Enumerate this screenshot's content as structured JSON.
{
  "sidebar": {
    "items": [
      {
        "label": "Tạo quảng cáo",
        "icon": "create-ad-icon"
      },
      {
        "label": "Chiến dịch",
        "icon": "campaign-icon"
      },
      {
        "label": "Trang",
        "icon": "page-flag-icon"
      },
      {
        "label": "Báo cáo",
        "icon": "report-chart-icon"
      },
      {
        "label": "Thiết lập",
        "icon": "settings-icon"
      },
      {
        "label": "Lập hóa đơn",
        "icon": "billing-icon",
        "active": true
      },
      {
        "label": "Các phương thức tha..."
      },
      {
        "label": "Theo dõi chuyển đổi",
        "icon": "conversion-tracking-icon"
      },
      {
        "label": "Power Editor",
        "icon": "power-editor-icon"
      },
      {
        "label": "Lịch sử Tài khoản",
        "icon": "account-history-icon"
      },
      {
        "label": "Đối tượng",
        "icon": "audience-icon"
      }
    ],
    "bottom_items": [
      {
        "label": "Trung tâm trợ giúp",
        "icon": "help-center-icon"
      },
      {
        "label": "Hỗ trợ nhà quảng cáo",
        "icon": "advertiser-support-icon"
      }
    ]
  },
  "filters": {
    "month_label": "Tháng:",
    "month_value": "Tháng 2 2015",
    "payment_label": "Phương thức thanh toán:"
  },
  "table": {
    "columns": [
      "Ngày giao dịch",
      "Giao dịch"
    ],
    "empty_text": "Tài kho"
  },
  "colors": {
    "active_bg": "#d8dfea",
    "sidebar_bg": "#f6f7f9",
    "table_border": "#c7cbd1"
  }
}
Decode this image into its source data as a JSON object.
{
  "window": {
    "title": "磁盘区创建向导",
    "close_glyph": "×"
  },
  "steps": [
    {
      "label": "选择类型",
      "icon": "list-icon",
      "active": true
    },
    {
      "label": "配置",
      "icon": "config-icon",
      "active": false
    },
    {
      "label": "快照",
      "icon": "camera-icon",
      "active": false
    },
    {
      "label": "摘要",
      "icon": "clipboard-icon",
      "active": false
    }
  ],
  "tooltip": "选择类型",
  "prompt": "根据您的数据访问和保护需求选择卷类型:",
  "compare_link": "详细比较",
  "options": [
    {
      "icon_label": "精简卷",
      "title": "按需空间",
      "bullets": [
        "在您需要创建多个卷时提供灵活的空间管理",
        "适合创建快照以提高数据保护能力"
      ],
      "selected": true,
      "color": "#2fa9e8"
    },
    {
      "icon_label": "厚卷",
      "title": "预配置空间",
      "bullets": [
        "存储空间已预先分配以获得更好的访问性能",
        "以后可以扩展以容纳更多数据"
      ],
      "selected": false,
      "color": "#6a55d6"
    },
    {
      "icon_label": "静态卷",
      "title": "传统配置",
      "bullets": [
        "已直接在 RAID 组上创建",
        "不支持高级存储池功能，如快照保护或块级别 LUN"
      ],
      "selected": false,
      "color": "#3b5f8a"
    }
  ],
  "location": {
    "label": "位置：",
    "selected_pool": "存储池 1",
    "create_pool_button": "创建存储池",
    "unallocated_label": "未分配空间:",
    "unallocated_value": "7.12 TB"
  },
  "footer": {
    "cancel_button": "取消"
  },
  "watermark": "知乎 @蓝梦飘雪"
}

+ + +

## Task details
Where does the word "quảng" appear in the listing? List each line that holds it.

## Right answer
        "label": "Tạo quảng cáo",
        "label": "Hỗ trợ nhà quảng cáo",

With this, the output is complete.